§ Problem description
Answer with a number only: how many lines of the data contain "this"?

§ Source data

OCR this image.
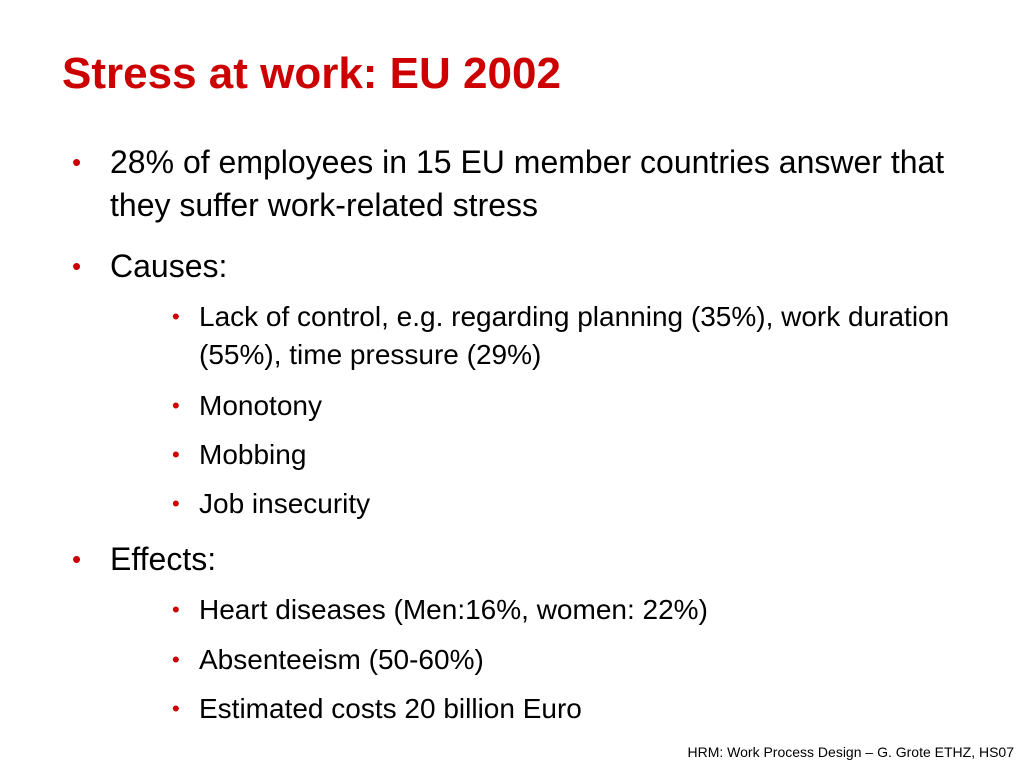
Stress at work: EU 2002
• 28% of employees in 15 EU member countries answer that they suffer work-related stress
• Causes:
• Lack of control, e.g. regarding planning (35%), work duration (55%), time pressure (29%)
• Monotony
• Mobbing
• Job insecurity
• Effects:
• Heart diseases (Men:16%, women: 22%)
• Absenteeism (50-60%)
• Estimated costs 20 billion Euro
HRM: Work Process Design – G. Grote ETHZ, HS07
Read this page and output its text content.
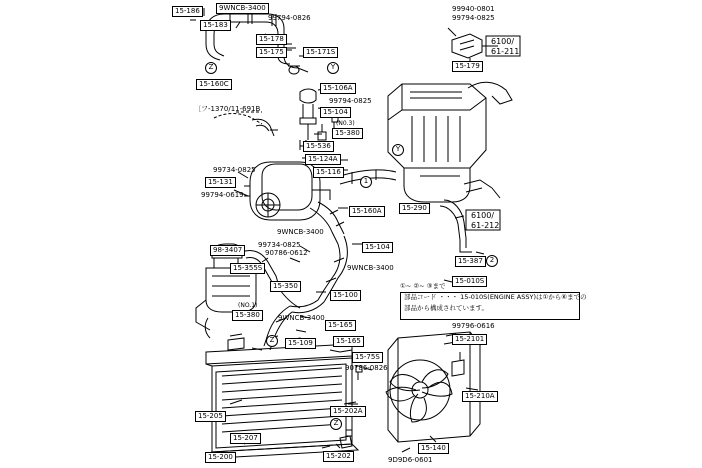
15-186	9WNCB-3400
99794-0826
15-183
15-178
15-175	15-171S
99940-0801
99794-0825
6100/
61-211
15-179
15-160C	15-106A
99794-0825
15-104
(N0.3)
15-380
15-536
15-124A
15-116
99734-0825
15-131
99794-0619
15-160A	15-290
6100/
61-212
99734-0825
9WNCB-3400
90786-0612
15-104
9WNCB-3400
15-387
98-3407
15-355S
15-350
15-100
15-010S
(NO.1)
15-380	9WNCB-3400
15-165
15-109	15-165
99796-0616
15-2101
15-75S
90786-0826
15-210A
15-205
15-202A
15-207
15-200	15-202
15-140
9D9D6-0601
〔フ-1370/11-691B
部品コード ・・・ 15-010S(ENGINE ASSY)は①から⑥までの
部品から構成されています。
①~ ②~ ③まで
Z	Y
Y
1
2
Z
Z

§ Solution
2